→ **Mise en pratique**
- a) Recopiez tout ce qui va de « Mais j’ai l’impression » jusqu'à « son interlocuteur privilégié. » dans l'extrait, en substituant « Ahmed Ben Bella » à « Ben Bella ».
- b) D'après l'extrait, quelle fonction occupait le colonel Fethi Dib auprès de Nasser ?

Mais j’ai l’impression que, là aussi, le principal intéressé ne l’a pas voulu… Au dernier moment, Ben Bella a refusé de monter dans la voiture… Les captifs de rang élevé qui ne se sont pas décidés à sortir avaient sans doute de bonnes raisons de rester tranquilles là où ils étaient [en prison]», écrit Aggoun, citant Roger Rey.Boudiaf nous renvoie également à Benyoucef Benkhedda, lorsque, dans son livre Abane–Ben M’hidi, il attire l’attention du lecteur sur le fait que «le colonel Fethi Dib, l’un des patrons des services spéciaux du raïs (Nasser), manœuvre dans ses rapports avec les représentants du FLN au Caire, et tente de faire de Ben Bella son interlocuteur privilégié.

En réalité, son but visait à l’imposer comme seul maître de la délégation extérieure, l’estimant, sans doute, plus malléable que ses autres collègues». Ne se contentant pas de ces détails, Nacer Boudiaf poursuit : «D’emblée de jeu, la France vous choisit pour faire de vous une image et manipule les médias et les foules pour faire oublier les hommes comme Abane, Boudiaf, Aït Ahmed, Khider, Krim et bien d’autres. Plus tard, le général de Gaulle ne souhaitait pas, pour des raisons évidentes, avoir en face de lui, dans une Algérie indépendante, un Ferhat Abbas, un Boudiaf, un Aït Ahmed. Très fin manipulateur, de Gaulle enchaîne plusieurs manœuvres afin d’écarter deux pharmaciens (Abbas et Benkhedda) et réussit à placer à la tête de l’Algérie un adjudant décoré par l’armée française». Boudiaf lui reproche, par ailleurs, d’avoir «écarté de son chemin de président des Algériens dignes de ce nom», lui rappelant qu’il avait arrêté son père ainsi que Ferhat Abbas.

→ **Données à examiner**

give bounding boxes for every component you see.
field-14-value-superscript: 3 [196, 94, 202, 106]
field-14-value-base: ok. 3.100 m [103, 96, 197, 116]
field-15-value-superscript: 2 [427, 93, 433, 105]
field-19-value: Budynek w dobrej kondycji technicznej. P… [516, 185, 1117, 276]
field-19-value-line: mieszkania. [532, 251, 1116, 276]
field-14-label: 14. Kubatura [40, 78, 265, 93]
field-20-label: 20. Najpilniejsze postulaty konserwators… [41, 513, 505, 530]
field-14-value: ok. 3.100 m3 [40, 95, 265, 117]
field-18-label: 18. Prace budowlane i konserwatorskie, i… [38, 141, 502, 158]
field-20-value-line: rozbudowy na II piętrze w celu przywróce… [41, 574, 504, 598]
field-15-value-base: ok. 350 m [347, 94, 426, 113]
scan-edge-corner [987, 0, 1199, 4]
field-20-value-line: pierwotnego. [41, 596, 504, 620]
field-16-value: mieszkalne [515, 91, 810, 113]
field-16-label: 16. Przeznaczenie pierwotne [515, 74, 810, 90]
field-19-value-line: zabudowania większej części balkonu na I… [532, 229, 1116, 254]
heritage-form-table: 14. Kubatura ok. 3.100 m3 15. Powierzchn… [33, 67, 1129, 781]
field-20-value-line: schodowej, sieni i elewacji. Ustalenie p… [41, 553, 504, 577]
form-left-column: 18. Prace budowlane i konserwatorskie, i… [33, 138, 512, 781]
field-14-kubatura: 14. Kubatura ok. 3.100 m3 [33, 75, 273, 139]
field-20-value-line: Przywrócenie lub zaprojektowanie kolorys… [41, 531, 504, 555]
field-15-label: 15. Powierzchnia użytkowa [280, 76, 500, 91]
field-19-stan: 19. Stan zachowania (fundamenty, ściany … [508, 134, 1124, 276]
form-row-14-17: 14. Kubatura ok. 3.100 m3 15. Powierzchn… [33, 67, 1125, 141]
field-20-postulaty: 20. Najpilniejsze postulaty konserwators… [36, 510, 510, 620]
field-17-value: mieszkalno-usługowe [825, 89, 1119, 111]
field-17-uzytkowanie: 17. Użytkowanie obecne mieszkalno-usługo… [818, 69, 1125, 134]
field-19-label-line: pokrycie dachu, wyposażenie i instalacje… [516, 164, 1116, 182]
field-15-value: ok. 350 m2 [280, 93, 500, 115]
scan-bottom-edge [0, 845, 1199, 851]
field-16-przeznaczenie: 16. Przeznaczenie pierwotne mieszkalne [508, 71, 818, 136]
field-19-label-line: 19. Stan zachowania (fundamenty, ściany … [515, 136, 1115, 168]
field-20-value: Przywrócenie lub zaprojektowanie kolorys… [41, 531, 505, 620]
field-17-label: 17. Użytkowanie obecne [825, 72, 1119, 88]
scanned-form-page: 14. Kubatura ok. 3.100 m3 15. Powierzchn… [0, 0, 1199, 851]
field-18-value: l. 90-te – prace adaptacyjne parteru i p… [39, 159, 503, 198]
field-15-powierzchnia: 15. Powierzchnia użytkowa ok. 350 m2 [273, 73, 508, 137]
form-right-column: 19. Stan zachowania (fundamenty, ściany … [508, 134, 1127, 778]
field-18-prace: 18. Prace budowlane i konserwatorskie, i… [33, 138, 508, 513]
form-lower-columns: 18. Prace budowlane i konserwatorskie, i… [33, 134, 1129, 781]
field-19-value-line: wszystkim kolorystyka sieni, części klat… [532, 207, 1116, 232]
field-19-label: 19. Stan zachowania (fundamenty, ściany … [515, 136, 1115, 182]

→ **Réponses numérotées**
- a)
Mais j’ai l’impression que, là aussi, le principal intéressé ne l’a pas voulu… Au dernier moment, Ahmed Ben Bella a refusé de monter dans la voiture… Les captifs de rang élevé qui ne se sont pas décidés à sortir avaient sans doute de bonnes raisons de rester tranquilles là où ils étaient [en prison]», écrit Aggoun, citant Roger Rey.Boudiaf nous renvoie également à Benyoucef Benkhedda, lorsque, dans son livre Abane–Ben M’hidi, il attire l’attention du lecteur sur le fait que «le colonel Fethi Dib, l’un des patrons des services spéciaux du raïs (Nasser), manœuvre dans ses rapports avec les représentants du FLN au Caire, et tente de faire de Ahmed Ben Bella son interlocuteur privilégié.

- b) Il était l'un des patrons des services spéciaux du raïs (Nasser).